__Task material__:
============
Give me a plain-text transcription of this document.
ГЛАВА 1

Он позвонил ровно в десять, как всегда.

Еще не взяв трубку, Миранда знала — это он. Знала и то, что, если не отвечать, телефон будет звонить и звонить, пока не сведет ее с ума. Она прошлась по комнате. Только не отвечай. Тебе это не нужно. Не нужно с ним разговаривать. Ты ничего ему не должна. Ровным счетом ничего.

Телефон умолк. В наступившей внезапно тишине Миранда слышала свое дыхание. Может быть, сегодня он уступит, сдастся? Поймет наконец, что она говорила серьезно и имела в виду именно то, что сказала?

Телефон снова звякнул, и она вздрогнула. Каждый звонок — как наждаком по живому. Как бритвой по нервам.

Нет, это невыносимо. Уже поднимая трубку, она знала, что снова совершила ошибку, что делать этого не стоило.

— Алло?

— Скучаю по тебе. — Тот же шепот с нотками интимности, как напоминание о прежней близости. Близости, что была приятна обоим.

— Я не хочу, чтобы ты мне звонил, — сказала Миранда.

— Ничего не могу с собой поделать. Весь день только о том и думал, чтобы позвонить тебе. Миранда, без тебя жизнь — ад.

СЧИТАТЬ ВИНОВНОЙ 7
============
__Exercise brief__: Count the lines in the entries that hold the word "снова", and give nothing but the total.

__Expected answer__: 2